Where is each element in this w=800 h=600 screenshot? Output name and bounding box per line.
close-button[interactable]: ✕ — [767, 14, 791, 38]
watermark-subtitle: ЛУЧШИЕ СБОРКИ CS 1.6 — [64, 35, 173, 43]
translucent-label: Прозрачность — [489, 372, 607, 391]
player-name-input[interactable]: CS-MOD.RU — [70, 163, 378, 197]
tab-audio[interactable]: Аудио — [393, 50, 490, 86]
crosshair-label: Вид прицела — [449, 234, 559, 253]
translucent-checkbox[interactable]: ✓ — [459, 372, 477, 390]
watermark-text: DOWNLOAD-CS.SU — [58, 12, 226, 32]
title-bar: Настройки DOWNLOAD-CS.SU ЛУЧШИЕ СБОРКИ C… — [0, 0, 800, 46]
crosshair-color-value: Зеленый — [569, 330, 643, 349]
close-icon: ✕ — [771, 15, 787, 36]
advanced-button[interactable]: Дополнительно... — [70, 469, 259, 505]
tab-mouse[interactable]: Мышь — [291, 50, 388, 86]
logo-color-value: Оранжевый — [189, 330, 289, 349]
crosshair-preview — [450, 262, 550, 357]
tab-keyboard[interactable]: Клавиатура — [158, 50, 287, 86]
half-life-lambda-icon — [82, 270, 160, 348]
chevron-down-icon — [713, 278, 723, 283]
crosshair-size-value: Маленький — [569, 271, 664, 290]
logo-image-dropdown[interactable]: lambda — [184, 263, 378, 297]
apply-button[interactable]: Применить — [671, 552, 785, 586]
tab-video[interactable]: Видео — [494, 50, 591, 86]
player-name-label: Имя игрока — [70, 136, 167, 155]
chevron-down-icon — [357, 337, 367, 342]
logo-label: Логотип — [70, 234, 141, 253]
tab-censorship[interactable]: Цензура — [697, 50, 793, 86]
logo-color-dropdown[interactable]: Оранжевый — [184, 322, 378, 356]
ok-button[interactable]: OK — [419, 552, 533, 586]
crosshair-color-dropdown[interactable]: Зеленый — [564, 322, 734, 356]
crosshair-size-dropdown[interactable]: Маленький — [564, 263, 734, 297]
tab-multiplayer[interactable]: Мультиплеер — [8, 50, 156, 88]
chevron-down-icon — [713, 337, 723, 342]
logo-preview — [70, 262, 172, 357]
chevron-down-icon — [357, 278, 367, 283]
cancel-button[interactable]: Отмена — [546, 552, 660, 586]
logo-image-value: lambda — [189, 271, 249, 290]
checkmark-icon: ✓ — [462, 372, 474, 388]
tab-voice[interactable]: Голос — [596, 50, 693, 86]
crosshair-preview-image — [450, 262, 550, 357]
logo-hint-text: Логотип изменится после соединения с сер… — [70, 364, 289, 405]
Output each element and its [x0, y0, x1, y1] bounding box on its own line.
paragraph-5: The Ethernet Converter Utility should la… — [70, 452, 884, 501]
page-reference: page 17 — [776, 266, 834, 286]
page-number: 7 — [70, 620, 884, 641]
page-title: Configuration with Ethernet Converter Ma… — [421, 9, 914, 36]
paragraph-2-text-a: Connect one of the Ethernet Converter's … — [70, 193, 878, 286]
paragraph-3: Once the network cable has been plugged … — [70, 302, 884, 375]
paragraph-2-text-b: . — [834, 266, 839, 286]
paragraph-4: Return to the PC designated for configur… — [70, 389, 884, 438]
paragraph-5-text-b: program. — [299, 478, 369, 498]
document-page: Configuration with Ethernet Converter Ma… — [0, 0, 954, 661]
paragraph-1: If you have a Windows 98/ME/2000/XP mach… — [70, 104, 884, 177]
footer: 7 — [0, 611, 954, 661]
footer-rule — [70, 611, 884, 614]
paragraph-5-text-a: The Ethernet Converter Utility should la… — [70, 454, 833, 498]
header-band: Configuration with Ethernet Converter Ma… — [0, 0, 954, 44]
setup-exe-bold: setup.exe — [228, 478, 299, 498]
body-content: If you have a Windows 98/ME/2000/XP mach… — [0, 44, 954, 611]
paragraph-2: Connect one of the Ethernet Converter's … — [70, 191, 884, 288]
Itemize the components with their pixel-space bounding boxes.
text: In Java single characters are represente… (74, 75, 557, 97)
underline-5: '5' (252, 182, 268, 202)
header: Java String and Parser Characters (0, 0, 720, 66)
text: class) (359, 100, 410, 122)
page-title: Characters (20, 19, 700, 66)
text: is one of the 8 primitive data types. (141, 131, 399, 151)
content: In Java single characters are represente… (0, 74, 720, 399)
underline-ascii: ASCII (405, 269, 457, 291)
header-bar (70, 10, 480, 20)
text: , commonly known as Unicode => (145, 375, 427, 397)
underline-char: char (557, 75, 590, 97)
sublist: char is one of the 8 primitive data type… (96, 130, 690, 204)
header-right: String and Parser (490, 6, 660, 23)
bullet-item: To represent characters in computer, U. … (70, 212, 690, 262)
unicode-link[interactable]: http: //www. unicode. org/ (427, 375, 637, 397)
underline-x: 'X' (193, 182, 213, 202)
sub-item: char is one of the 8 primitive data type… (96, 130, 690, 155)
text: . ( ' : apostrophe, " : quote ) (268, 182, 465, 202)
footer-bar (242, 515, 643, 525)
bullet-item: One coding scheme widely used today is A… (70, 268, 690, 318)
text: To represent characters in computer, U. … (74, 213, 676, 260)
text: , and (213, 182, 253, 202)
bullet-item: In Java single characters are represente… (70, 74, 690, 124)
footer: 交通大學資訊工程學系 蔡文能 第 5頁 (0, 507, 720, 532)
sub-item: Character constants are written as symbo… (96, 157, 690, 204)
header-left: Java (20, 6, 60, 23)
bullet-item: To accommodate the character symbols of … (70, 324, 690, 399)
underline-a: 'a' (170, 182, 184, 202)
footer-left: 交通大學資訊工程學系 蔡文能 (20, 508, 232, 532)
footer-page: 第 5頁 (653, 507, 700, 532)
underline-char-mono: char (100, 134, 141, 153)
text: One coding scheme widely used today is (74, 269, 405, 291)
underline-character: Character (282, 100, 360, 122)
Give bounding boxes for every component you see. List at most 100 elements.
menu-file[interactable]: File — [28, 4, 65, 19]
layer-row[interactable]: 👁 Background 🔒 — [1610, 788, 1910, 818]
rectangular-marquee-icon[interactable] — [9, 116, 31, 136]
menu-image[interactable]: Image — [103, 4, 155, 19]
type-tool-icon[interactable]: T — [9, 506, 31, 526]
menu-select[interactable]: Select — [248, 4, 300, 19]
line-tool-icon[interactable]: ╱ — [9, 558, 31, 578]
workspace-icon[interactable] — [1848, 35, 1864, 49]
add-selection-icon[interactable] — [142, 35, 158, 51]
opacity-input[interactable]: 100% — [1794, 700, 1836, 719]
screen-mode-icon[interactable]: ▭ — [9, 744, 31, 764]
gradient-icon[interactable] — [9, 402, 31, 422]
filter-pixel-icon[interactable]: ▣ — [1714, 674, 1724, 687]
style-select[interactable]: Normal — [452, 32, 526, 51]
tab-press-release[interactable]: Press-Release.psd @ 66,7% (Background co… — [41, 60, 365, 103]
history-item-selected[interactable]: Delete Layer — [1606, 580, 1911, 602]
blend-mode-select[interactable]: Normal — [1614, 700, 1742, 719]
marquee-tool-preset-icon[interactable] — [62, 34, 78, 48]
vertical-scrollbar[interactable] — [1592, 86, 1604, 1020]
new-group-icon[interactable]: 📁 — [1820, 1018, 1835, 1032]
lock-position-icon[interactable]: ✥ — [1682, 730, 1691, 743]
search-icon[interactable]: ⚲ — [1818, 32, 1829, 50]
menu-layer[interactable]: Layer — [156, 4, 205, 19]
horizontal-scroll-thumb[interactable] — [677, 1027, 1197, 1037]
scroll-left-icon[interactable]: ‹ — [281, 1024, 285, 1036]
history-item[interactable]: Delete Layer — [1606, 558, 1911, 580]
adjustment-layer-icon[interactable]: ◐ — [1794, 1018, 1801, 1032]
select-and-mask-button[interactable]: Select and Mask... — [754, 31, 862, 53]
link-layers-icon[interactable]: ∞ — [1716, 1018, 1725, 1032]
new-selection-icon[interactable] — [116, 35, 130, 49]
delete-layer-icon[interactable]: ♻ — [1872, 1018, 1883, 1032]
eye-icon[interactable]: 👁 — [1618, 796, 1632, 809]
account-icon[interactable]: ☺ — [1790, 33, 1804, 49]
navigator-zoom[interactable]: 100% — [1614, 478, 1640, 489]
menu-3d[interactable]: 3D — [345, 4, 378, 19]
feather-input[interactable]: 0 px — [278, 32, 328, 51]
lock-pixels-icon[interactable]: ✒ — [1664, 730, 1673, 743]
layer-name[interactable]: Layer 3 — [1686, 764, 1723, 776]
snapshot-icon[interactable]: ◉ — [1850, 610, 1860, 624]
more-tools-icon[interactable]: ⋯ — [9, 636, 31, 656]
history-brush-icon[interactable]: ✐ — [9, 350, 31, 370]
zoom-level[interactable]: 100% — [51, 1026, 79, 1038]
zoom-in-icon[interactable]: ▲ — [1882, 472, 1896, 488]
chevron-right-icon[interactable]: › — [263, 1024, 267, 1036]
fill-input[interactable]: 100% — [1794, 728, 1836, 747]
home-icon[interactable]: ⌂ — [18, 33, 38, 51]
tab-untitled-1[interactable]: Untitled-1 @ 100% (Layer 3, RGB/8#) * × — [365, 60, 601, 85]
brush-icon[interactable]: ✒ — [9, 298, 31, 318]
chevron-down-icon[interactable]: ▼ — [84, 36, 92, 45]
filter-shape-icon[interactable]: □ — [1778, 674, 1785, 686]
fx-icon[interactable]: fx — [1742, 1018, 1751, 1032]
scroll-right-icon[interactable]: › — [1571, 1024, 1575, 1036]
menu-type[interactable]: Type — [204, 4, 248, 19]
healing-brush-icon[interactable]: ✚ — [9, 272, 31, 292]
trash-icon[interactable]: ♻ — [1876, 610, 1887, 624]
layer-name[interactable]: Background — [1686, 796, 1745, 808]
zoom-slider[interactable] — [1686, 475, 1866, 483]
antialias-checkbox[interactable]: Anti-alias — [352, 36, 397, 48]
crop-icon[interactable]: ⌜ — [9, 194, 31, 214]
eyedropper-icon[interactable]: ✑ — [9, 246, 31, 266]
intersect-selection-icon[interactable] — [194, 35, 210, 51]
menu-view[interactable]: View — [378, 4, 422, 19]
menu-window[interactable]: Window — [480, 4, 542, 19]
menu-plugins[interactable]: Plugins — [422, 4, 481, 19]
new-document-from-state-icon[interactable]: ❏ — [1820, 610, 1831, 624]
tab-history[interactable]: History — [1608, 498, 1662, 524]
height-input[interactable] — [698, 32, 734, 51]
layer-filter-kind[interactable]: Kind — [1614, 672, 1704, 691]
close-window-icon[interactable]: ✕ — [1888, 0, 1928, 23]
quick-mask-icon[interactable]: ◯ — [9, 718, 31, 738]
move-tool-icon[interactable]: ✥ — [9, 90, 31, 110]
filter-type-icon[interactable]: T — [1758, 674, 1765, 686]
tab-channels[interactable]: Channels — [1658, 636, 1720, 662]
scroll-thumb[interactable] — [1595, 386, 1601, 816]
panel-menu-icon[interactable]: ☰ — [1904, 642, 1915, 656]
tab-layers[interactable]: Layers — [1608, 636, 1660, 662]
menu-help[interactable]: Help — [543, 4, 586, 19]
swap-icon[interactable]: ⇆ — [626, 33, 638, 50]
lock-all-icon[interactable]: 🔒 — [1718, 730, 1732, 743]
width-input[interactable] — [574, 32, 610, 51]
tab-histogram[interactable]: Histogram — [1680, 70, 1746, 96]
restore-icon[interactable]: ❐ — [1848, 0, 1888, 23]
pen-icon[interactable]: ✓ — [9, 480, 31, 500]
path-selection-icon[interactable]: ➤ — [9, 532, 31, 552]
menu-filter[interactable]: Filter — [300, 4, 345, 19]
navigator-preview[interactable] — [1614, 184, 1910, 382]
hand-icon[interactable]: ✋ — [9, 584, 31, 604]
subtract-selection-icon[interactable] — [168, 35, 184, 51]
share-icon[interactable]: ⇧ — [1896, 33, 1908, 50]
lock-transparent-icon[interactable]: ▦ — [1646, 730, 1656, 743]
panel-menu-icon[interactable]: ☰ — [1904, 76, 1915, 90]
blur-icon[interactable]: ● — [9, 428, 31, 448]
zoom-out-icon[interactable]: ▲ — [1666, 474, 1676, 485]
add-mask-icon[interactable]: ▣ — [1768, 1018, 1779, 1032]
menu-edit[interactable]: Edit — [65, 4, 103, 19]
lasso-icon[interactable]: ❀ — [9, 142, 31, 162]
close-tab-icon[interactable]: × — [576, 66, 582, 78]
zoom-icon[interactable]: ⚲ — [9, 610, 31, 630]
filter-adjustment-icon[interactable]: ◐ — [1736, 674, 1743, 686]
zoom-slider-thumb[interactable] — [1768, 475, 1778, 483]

______________________________

Objective: Express the entries from the first line through the line containing "chevron-down-icon — [713, 278, 723, 283]", inclusive, as a JSON list of strings with one string per line. Leave out any blank lines.

Finished answer:
[
  "Where is each element in this w=800 h=600 screenshot? Output name and bounding box per line.",
  "close-button[interactable]: ✕ — [767, 14, 791, 38]",
  "watermark-subtitle: ЛУЧШИЕ СБОРКИ CS 1.6 — [64, 35, 173, 43]",
  "translucent-label: Прозрачность — [489, 372, 607, 391]",
  "player-name-input[interactable]: CS-MOD.RU — [70, 163, 378, 197]",
  "tab-audio[interactable]: Аудио — [393, 50, 490, 86]",
  "crosshair-label: Вид прицела — [449, 234, 559, 253]",
  "translucent-checkbox[interactable]: ✓ — [459, 372, 477, 390]",
  "watermark-text: DOWNLOAD-CS.SU — [58, 12, 226, 32]",
  "title-bar: Настройки DOWNLOAD-CS.SU ЛУЧШИЕ СБОРКИ C… — [0, 0, 800, 46]",
  "crosshair-color-value: Зеленый — [569, 330, 643, 349]",
  "close-icon: ✕ — [771, 15, 787, 36]",
  "advanced-button[interactable]: Дополнительно... — [70, 469, 259, 505]",
  "tab-mouse[interactable]: Мышь — [291, 50, 388, 86]",
  "logo-color-value: Оранжевый — [189, 330, 289, 349]",
  "crosshair-preview — [450, 262, 550, 357]",
  "tab-keyboard[interactable]: Клавиатура — [158, 50, 287, 86]",
  "half-life-lambda-icon — [82, 270, 160, 348]",
  "chevron-down-icon — [713, 278, 723, 283]"
]